Passage Block Start
Big Brother really IS watching you. Hey, at least if they put these on the web, you’ll be able to watch me walk to work.
posted by MrMoonPie on Feb 13, 2002 - 2 comments

For Paranoid Parents everywhere. A global satellite positioning wristwatch, in happy-happy day-glo colours, that you can security-clamp onto your kid's wrist. Then, at your office terminal, you can find out exactlywhere they are. Love the 911 button. How about actually playing with your kids, rather than launching them out into the urban wilderness, on a wireless tether? "Latch-key" takes on a whole new dimension.
posted by theplayethic on Jan 8, 2002 - 28 comments

The New McCarthyism This is so scary. It doesn't seem like anything more than intimidation, but, that's now. What will happen next?
Passage Block End
Dataset entries Block Start
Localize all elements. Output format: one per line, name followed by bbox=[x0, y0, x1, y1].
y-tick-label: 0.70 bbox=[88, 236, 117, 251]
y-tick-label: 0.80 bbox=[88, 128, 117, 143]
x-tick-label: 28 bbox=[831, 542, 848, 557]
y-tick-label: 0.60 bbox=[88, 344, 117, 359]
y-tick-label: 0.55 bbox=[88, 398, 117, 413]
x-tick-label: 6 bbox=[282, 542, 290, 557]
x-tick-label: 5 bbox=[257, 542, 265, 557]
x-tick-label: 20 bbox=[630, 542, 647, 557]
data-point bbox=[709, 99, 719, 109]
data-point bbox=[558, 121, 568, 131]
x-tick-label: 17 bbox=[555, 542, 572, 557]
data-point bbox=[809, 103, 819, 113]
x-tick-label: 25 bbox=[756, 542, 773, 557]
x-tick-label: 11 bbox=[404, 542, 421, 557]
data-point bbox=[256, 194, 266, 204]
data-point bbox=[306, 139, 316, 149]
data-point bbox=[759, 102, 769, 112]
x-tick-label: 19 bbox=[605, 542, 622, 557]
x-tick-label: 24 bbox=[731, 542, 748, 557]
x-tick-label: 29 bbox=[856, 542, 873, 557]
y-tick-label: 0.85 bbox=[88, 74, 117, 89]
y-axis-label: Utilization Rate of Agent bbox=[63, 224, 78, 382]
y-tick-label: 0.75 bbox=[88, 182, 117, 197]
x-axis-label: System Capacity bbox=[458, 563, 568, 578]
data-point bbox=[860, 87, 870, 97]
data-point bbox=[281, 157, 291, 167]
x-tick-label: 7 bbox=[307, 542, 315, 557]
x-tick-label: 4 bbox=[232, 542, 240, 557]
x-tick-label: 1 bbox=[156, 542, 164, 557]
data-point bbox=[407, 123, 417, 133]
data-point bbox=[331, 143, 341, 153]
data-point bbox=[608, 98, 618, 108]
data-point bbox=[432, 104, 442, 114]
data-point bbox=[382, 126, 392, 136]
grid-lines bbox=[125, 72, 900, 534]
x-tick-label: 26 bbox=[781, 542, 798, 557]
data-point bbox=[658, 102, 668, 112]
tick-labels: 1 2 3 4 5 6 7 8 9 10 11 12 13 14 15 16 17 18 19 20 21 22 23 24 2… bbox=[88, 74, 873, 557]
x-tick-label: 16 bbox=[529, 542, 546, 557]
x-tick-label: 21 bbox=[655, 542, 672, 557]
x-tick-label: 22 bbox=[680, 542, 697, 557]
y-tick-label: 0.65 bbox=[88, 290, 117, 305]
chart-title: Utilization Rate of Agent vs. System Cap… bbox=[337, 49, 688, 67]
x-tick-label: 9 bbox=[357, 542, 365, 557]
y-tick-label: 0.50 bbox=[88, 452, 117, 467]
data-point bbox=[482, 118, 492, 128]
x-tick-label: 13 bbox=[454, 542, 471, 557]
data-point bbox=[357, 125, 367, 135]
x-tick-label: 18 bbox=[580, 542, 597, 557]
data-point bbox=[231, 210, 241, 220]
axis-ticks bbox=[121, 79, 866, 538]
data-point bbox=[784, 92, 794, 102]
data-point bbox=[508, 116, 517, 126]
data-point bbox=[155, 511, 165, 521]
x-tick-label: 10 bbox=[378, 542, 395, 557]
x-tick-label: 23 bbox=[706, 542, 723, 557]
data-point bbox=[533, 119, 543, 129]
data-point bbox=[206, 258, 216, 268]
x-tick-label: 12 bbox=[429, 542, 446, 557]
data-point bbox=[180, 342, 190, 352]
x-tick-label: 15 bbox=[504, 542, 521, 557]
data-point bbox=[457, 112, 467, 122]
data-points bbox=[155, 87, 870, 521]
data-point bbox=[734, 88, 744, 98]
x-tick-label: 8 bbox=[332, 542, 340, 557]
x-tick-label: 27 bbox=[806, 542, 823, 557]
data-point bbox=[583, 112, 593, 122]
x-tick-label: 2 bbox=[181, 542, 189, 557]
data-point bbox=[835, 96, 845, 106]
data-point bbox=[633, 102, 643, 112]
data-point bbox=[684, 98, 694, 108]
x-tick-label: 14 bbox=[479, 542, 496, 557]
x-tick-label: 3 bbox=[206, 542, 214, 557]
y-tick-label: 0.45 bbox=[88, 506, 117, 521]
Dataset entries Block End
Exercise details.
Copy everything in the passage above from "Big Brother really" down to "will happen next?", keeping every word and mark unchanged.

Reply.
Big Brother really IS watching you. Hey, at least if they put these on the web, you’ll be able to watch me walk to work.
posted by MrMoonPie on Feb 13, 2002 - 2 comments

For Paranoid Parents everywhere. A global satellite positioning wristwatch, in happy-happy day-glo colours, that you can security-clamp onto your kid's wrist. Then, at your office terminal, you can find out exactlywhere they are. Love the 911 button. How about actually playing with your kids, rather than launching them out into the urban wilderness, on a wireless tether? "Latch-key" takes on a whole new dimension.
posted by theplayethic on Jan 8, 2002 - 28 comments

The New McCarthyism This is so scary. It doesn't seem like anything more than intimidation, but, that's now. What will happen next?